(Collected data entries)
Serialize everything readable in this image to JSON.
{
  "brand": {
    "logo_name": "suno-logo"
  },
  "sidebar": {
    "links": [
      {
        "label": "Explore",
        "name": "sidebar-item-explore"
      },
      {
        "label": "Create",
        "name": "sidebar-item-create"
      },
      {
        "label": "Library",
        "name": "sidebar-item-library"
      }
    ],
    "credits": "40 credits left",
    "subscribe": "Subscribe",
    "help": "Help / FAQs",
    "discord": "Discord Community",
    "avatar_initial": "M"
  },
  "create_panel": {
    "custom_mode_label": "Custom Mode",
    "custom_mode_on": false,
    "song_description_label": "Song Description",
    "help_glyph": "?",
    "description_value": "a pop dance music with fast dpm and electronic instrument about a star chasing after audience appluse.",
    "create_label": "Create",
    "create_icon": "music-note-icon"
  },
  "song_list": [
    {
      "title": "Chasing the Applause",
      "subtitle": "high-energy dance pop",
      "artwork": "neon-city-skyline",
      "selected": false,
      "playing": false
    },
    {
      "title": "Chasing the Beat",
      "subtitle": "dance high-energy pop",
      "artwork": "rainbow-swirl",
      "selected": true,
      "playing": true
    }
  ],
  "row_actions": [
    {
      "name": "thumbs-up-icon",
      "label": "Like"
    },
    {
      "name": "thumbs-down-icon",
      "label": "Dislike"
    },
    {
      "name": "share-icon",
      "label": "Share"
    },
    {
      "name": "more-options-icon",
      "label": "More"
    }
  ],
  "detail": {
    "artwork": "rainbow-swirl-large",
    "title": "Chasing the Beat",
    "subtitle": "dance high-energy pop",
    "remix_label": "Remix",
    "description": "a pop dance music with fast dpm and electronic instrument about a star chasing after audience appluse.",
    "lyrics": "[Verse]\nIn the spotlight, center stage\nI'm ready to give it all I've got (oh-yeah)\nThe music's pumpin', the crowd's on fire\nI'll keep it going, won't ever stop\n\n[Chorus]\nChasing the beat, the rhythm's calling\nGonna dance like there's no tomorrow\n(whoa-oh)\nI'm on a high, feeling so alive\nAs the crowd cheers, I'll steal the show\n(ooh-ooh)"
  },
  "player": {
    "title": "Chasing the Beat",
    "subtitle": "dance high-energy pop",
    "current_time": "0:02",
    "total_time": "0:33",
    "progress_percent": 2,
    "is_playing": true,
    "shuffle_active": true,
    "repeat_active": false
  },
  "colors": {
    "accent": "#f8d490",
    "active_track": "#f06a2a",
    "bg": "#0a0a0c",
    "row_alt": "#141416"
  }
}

# [Exercise goal]
Repeat the entries exactly, all of them.

# [Answer to the task]
Serialize everything readable in this image to JSON.
{
  "brand": {
    "logo_name": "suno-logo"
  },
  "sidebar": {
    "links": [
      {
        "label": "Explore",
        "name": "sidebar-item-explore"
      },
      {
        "label": "Create",
        "name": "sidebar-item-create"
      },
      {
        "label": "Library",
        "name": "sidebar-item-library"
      }
    ],
    "credits": "40 credits left",
    "subscribe": "Subscribe",
    "help": "Help / FAQs",
    "discord": "Discord Community",
    "avatar_initial": "M"
  },
  "create_panel": {
    "custom_mode_label": "Custom Mode",
    "custom_mode_on": false,
    "song_description_label": "Song Description",
    "help_glyph": "?",
    "description_value": "a pop dance music with fast dpm and electronic instrument about a star chasing after audience appluse.",
    "create_label": "Create",
    "create_icon": "music-note-icon"
  },
  "song_list": [
    {
      "title": "Chasing the Applause",
      "subtitle": "high-energy dance pop",
      "artwork": "neon-city-skyline",
      "selected": false,
      "playing": false
    },
    {
      "title": "Chasing the Beat",
      "subtitle": "dance high-energy pop",
      "artwork": "rainbow-swirl",
      "selected": true,
      "playing": true
    }
  ],
  "row_actions": [
    {
      "name": "thumbs-up-icon",
      "label": "Like"
    },
    {
      "name": "thumbs-down-icon",
      "label": "Dislike"
    },
    {
      "name": "share-icon",
      "label": "Share"
    },
    {
      "name": "more-options-icon",
      "label": "More"
    }
  ],
  "detail": {
    "artwork": "rainbow-swirl-large",
    "title": "Chasing the Beat",
    "subtitle": "dance high-energy pop",
    "remix_label": "Remix",
    "description": "a pop dance music with fast dpm and electronic instrument about a star chasing after audience appluse.",
    "lyrics": "[Verse]\nIn the spotlight, center stage\nI'm ready to give it all I've got (oh-yeah)\nThe music's pumpin', the crowd's on fire\nI'll keep it going, won't ever stop\n\n[Chorus]\nChasing the beat, the rhythm's calling\nGonna dance like there's no tomorrow\n(whoa-oh)\nI'm on a high, feeling so alive\nAs the crowd cheers, I'll steal the show\n(ooh-ooh)"
  },
  "player": {
    "title": "Chasing the Beat",
    "subtitle": "dance high-energy pop",
    "current_time": "0:02",
    "total_time": "0:33",
    "progress_percent": 2,
    "is_playing": true,
    "shuffle_active": true,
    "repeat_active": false
  },
  "colors": {
    "accent": "#f8d490",
    "active_track": "#f06a2a",
    "bg": "#0a0a0c",
    "row_alt": "#141416"
  }
}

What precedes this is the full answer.